(Direction):
Pick out each line in these entries that contains the string "background".

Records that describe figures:
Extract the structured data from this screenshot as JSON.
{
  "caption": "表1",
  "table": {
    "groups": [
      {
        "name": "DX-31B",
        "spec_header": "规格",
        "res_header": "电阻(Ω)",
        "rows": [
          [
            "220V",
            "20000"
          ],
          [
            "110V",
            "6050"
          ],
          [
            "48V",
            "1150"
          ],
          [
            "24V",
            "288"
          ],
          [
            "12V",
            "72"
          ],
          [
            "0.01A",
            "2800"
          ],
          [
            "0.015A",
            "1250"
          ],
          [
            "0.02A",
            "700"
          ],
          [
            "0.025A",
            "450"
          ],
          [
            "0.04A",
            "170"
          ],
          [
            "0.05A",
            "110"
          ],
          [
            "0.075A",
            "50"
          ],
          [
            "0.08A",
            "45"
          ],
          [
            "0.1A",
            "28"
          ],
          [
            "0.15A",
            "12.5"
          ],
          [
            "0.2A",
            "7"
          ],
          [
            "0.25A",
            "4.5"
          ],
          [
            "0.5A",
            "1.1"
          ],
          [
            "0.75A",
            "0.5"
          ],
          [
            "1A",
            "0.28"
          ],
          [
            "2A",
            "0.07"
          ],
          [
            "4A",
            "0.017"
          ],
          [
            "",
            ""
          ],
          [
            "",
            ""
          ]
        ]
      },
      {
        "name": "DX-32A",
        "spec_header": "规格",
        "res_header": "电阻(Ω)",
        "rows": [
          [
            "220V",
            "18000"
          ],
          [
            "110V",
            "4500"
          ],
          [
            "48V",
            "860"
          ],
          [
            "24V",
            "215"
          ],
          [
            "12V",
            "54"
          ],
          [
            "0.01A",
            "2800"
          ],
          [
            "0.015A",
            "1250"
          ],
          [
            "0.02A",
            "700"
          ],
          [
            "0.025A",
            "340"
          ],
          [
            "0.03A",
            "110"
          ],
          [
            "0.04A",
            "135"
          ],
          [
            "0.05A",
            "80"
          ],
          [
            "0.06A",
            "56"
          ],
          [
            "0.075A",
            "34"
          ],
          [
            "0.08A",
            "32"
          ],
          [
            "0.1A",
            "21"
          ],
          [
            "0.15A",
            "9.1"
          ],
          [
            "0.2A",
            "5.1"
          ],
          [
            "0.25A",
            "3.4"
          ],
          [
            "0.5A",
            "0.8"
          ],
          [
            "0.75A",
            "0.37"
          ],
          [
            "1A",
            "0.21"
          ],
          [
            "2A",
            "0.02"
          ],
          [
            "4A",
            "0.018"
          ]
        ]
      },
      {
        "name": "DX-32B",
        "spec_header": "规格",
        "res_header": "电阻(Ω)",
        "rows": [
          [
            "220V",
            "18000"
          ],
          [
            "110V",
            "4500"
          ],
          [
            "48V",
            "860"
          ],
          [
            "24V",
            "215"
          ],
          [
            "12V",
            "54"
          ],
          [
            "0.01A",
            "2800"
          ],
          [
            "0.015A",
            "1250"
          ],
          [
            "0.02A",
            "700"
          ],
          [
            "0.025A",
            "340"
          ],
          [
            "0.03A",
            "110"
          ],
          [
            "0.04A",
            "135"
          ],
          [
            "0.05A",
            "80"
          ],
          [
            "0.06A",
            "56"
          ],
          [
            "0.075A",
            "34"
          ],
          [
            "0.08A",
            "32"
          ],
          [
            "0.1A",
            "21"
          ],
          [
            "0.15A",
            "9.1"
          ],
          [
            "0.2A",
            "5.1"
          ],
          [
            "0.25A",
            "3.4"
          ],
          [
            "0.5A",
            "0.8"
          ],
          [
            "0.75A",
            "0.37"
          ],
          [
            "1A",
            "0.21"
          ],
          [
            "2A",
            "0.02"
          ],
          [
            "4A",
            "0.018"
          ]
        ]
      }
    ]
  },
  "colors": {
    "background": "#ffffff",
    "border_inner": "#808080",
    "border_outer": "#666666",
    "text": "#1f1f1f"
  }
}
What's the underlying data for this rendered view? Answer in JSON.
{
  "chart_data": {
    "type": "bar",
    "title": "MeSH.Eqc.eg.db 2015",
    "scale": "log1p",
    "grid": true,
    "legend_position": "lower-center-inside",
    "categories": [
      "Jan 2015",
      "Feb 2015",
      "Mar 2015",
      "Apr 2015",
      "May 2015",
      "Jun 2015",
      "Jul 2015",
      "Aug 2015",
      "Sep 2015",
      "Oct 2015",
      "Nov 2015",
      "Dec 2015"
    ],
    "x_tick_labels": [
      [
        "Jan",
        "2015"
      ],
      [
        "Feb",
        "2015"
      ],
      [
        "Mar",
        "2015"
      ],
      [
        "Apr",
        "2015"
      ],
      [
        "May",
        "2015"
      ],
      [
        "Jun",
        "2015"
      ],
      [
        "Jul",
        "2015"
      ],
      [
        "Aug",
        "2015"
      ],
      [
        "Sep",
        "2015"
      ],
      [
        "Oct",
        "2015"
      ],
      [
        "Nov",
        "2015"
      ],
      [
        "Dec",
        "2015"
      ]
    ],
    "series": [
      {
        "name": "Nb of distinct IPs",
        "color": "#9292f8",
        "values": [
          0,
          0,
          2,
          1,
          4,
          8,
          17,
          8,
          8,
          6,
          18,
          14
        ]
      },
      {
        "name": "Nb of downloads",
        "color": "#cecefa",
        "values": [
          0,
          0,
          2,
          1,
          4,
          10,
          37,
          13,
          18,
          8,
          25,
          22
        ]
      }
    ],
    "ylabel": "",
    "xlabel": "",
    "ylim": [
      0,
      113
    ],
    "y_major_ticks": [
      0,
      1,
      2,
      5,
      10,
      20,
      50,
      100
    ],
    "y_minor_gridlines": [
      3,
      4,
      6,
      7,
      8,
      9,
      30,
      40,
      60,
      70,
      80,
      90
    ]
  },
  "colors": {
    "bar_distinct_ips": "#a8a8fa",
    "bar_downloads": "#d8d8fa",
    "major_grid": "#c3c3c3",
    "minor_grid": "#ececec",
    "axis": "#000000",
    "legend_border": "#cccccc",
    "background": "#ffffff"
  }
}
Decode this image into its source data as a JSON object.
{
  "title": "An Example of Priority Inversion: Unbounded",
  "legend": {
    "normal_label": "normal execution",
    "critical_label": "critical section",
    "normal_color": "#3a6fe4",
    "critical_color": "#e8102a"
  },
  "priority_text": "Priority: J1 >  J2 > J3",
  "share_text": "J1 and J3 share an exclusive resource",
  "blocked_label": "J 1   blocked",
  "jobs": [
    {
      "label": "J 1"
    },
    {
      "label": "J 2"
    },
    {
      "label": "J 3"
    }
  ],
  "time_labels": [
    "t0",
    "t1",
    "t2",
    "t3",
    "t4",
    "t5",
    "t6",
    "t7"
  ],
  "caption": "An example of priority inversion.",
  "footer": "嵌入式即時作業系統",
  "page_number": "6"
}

...

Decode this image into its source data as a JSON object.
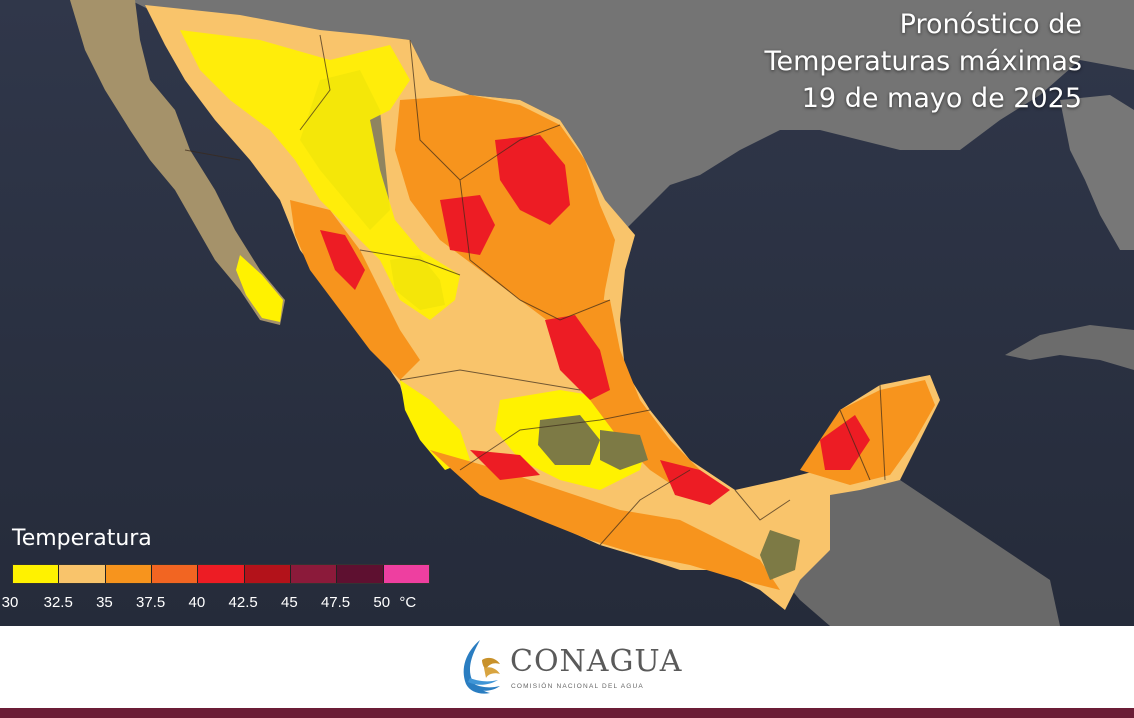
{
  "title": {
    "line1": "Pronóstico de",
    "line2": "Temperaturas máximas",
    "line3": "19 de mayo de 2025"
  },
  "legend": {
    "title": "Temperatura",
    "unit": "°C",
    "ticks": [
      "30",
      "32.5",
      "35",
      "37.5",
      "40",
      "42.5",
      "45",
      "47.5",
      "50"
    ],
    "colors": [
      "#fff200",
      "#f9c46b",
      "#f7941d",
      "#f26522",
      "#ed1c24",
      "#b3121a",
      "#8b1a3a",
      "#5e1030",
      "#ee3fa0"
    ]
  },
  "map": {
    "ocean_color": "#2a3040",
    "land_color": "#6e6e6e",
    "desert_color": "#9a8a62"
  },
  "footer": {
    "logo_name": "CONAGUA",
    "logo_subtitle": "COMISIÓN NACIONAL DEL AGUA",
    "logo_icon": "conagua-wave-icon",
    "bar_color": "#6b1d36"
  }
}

(Exercise answer):
    "background": "#ffffff",
    "background": "#ffffff"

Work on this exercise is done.